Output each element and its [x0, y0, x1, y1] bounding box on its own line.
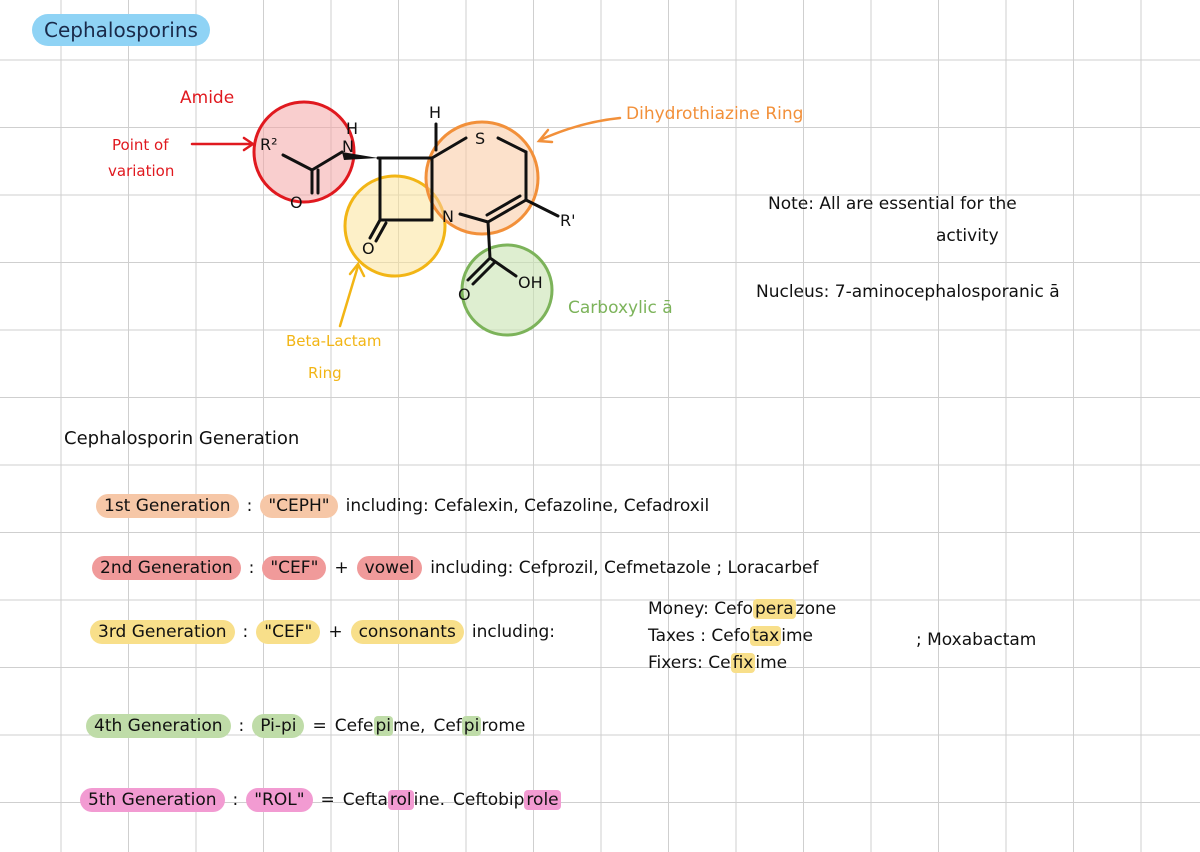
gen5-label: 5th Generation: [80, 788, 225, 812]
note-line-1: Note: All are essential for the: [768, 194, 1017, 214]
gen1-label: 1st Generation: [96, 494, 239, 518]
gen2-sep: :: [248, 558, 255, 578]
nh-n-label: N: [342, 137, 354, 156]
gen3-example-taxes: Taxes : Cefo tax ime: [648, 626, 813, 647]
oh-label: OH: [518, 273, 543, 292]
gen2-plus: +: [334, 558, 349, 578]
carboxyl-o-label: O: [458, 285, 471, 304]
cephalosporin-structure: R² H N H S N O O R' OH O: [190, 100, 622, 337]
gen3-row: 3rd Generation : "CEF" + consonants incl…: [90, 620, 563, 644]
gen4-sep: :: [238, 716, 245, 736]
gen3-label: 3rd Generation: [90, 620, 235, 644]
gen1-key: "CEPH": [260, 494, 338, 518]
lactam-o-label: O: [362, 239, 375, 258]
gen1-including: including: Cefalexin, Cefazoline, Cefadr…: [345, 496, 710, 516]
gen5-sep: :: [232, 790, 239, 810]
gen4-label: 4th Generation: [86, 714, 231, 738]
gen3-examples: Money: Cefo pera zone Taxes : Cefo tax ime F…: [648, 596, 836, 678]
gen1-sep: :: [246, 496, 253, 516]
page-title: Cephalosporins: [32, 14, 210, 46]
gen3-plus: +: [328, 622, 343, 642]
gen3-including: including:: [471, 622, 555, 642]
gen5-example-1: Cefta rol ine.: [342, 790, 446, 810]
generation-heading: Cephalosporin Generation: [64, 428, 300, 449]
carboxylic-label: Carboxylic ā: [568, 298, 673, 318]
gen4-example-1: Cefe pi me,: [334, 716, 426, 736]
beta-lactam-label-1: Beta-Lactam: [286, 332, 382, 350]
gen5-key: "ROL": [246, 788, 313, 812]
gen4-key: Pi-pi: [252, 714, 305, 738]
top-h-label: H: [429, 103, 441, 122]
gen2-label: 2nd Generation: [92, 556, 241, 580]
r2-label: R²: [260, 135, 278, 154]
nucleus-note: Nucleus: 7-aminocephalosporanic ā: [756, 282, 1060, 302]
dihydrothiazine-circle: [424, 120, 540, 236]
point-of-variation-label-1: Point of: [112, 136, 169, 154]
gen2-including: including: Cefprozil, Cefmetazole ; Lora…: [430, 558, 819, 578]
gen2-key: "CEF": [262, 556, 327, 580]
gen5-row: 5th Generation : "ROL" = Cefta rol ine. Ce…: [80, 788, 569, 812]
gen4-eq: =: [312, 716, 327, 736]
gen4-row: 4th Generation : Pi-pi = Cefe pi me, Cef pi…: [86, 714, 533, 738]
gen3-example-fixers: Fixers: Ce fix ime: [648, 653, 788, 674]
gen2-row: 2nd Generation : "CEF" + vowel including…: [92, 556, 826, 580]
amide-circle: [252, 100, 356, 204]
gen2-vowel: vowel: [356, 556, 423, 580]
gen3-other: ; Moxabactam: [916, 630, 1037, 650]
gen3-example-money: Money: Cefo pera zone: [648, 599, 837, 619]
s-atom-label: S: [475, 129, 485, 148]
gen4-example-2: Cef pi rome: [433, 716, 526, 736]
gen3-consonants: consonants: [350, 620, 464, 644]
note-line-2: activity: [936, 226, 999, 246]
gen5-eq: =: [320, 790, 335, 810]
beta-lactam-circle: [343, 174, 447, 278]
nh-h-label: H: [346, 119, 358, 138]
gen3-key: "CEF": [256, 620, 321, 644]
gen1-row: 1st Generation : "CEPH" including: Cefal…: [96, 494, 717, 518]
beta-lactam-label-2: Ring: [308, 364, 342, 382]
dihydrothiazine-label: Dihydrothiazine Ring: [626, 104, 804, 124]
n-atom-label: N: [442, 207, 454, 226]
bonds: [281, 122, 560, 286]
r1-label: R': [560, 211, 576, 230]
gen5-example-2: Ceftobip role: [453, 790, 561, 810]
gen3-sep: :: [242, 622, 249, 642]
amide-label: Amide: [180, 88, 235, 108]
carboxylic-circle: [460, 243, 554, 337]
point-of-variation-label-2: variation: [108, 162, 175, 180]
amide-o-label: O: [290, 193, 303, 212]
══════════════════════════════
Problem — Duplicate the lines of all the items above without any change, leaving the pictures out of your answer.

The answer —
Output each element and its [x0, y0, x1, y1] bounding box on its own line.
gen5-label: 5th Generation: [80, 788, 225, 812]
note-line-1: Note: All are essential for the: [768, 194, 1017, 214]
gen1-label: 1st Generation: [96, 494, 239, 518]
gen2-sep: :: [248, 558, 255, 578]
nh-n-label: N: [342, 137, 354, 156]
gen3-example-taxes: Taxes : Cefo tax ime: [648, 626, 813, 647]
oh-label: OH: [518, 273, 543, 292]
gen2-plus: +: [334, 558, 349, 578]
carboxyl-o-label: O: [458, 285, 471, 304]
cephalosporin-structure: R² H N H S N O O R' OH O: [190, 100, 622, 337]
gen3-row: 3rd Generation : "CEF" + consonants incl…: [90, 620, 563, 644]
gen4-sep: :: [238, 716, 245, 736]
gen3-label: 3rd Generation: [90, 620, 235, 644]
gen1-key: "CEPH": [260, 494, 338, 518]
lactam-o-label: O: [362, 239, 375, 258]
gen1-including: including: Cefalexin, Cefazoline, Cefadr…: [345, 496, 710, 516]
gen5-sep: :: [232, 790, 239, 810]
gen4-label: 4th Generation: [86, 714, 231, 738]
gen3-examples: Money: Cefo pera zone Taxes : Cefo tax ime F…: [648, 596, 836, 678]
gen1-sep: :: [246, 496, 253, 516]
page-title: Cephalosporins: [32, 14, 210, 46]
gen3-plus: +: [328, 622, 343, 642]
gen3-including: including:: [471, 622, 555, 642]
gen5-example-1: Cefta rol ine.: [342, 790, 446, 810]
generation-heading: Cephalosporin Generation: [64, 428, 300, 449]
carboxylic-label: Carboxylic ā: [568, 298, 673, 318]
gen4-example-1: Cefe pi me,: [334, 716, 426, 736]
beta-lactam-label-1: Beta-Lactam: [286, 332, 382, 350]
gen5-key: "ROL": [246, 788, 313, 812]
gen4-key: Pi-pi: [252, 714, 305, 738]
top-h-label: H: [429, 103, 441, 122]
gen2-label: 2nd Generation: [92, 556, 241, 580]
r2-label: R²: [260, 135, 278, 154]
nucleus-note: Nucleus: 7-aminocephalosporanic ā: [756, 282, 1060, 302]
dihydrothiazine-circle: [424, 120, 540, 236]
point-of-variation-label-1: Point of: [112, 136, 169, 154]
gen2-including: including: Cefprozil, Cefmetazole ; Lora…: [430, 558, 819, 578]
gen2-key: "CEF": [262, 556, 327, 580]
gen5-row: 5th Generation : "ROL" = Cefta rol ine. Ce…: [80, 788, 569, 812]
gen4-eq: =: [312, 716, 327, 736]
gen4-row: 4th Generation : Pi-pi = Cefe pi me, Cef pi…: [86, 714, 533, 738]
gen3-example-fixers: Fixers: Ce fix ime: [648, 653, 788, 674]
gen2-row: 2nd Generation : "CEF" + vowel including…: [92, 556, 826, 580]
amide-circle: [252, 100, 356, 204]
gen2-vowel: vowel: [356, 556, 423, 580]
gen3-other: ; Moxabactam: [916, 630, 1037, 650]
gen3-example-money: Money: Cefo pera zone: [648, 599, 837, 619]
s-atom-label: S: [475, 129, 485, 148]
gen4-example-2: Cef pi rome: [433, 716, 526, 736]
gen3-consonants: consonants: [350, 620, 464, 644]
note-line-2: activity: [936, 226, 999, 246]
gen5-eq: =: [320, 790, 335, 810]
beta-lactam-circle: [343, 174, 447, 278]
nh-h-label: H: [346, 119, 358, 138]
gen3-key: "CEF": [256, 620, 321, 644]
gen1-row: 1st Generation : "CEPH" including: Cefal…: [96, 494, 717, 518]
beta-lactam-label-2: Ring: [308, 364, 342, 382]
dihydrothiazine-label: Dihydrothiazine Ring: [626, 104, 804, 124]
n-atom-label: N: [442, 207, 454, 226]
bonds: [281, 122, 560, 286]
r1-label: R': [560, 211, 576, 230]
gen5-example-2: Ceftobip role: [453, 790, 561, 810]
gen3-sep: :: [242, 622, 249, 642]
amide-label: Amide: [180, 88, 235, 108]
carboxylic-circle: [460, 243, 554, 337]
point-of-variation-label-2: variation: [108, 162, 175, 180]
amide-o-label: O: [290, 193, 303, 212]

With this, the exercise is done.